* **Task statement**
Determine how many lines of the material hold the string "attached" and reply with only that number.

[Rows from a dataset]
◆ ◆ ◆
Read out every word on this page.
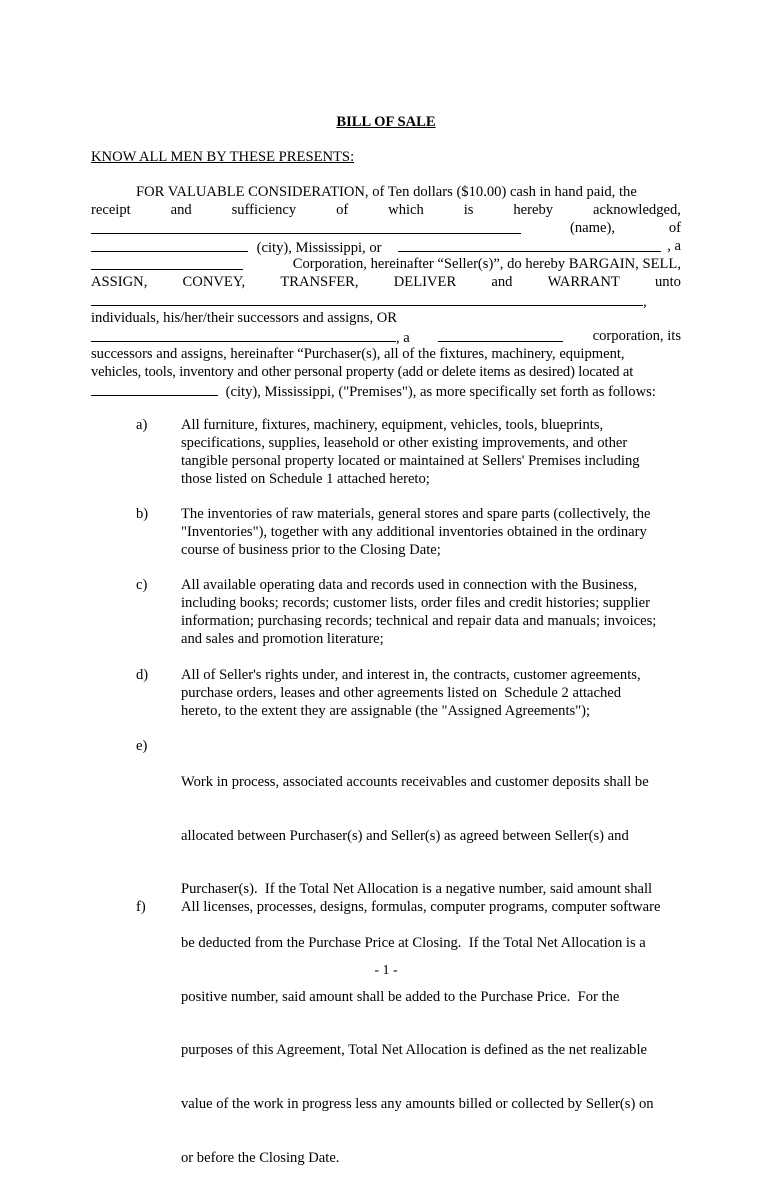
BILL OF SALE
KNOW ALL MEN BY THESE PRESENTS:
FOR VALUABLE CONSIDERATION, of Ten dollars ($10.00) cash in hand paid, the
receipt	and	sufficiency	of	which	is	hereby	acknowledged,
(name),	of
(city), Mississippi, or	, a
Corporation, hereinafter “Seller(s)”, do hereby BARGAIN, SELL,
ASSIGN, CONVEY, TRANSFER, DELIVER and WARRANT unto
,
individuals, his/her/their successors and assigns, OR
, a	corporation, its
successors and assigns, hereinafter “Purchaser(s), all of the fixtures, machinery, equipment,
vehicles, tools, inventory and other personal property (add or delete items as desired) located at
(city), Mississippi, ("Premises"), as more specifically set forth as follows:
a) All furniture, fixtures, machinery, equipment, vehicles, tools, blueprints,
specifications, supplies, leasehold or other existing improvements, and other
tangible personal property located or maintained at Sellers' Premises including
those listed on Schedule 1 attached hereto;
b) The inventories of raw materials, general stores and spare parts (collectively, the
"Inventories"), together with any additional inventories obtained in the ordinary
course of business prior to the Closing Date;
c) All available operating data and records used in connection with the Business,
including books; records; customer lists, order files and credit histories; supplier
information; purchasing records; technical and repair data and manuals; invoices;
and sales and promotion literature;
d) All of Seller's rights under, and interest in, the contracts, customer agreements,
purchase orders, leases and other agreements listed on  Schedule 2 attached
hereto, to the extent they are assignable (the "Assigned Agreements");
e)

Work in process, associated accounts receivables and customer deposits shall be

allocated between Purchaser(s) and Seller(s) as agreed between Seller(s) and

Purchaser(s).  If the Total Net Allocation is a negative number, said amount shall

be deducted from the Purchase Price at Closing.  If the Total Net Allocation is a

positive number, said amount shall be added to the Purchase Price.  For the

purposes of this Agreement, Total Net Allocation is defined as the net realizable

value of the work in progress less any amounts billed or collected by Seller(s) on

or before the Closing Date.

f) All licenses, processes, designs, formulas, computer programs, computer software
- 1 -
◆ ◆ ◆
* **Task result**
2